> **Problem to work on**
List, from the lines below, each one with "panel" in it.

☆ ☆ ☆

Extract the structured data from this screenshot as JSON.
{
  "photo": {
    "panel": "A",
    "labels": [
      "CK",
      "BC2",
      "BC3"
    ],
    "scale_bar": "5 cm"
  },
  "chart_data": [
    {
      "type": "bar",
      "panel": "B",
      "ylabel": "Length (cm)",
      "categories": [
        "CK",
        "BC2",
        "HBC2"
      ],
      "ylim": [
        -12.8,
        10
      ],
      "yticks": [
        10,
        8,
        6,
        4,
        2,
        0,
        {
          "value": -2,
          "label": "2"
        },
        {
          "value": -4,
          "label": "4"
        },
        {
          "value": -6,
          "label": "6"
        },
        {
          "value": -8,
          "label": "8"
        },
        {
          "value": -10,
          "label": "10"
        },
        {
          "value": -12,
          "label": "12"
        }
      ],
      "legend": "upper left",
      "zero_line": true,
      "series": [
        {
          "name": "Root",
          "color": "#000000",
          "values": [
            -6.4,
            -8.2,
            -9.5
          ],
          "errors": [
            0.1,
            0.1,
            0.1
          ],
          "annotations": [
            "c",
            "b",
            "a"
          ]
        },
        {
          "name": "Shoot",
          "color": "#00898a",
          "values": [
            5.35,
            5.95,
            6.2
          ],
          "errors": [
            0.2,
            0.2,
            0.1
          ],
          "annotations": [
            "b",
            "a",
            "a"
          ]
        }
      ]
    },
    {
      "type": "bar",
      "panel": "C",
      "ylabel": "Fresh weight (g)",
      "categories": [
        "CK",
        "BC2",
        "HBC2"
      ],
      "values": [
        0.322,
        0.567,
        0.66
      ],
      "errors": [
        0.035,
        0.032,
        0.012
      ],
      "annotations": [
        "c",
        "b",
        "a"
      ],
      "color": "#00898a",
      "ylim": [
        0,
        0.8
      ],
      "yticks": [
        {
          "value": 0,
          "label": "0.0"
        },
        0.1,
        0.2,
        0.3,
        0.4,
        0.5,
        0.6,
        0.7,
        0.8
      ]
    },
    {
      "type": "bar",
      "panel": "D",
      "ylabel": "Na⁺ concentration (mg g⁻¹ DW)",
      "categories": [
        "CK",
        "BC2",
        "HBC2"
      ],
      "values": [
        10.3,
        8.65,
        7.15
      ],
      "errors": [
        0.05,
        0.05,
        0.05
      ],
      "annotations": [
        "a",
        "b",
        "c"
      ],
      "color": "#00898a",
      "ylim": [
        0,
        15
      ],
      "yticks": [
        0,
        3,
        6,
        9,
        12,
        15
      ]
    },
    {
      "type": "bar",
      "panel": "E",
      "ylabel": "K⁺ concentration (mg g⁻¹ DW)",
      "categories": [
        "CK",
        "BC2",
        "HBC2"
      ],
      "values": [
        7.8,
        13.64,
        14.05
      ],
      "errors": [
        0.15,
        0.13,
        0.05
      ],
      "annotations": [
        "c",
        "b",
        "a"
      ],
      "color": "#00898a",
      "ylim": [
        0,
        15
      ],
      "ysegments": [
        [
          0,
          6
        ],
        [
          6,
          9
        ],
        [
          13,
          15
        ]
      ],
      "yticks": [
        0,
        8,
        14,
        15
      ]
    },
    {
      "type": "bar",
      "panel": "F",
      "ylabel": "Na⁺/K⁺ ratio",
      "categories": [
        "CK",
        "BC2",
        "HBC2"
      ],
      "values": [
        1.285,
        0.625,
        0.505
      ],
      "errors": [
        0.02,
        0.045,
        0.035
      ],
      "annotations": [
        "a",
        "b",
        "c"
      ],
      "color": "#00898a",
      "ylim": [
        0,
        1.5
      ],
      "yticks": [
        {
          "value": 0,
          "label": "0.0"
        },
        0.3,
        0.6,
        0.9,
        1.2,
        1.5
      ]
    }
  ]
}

☆ ☆ ☆

> **Answer**
    "panel": "A",
      "panel": "B",
      "panel": "C",
      "panel": "D",
      "panel": "E",
      "panel": "F",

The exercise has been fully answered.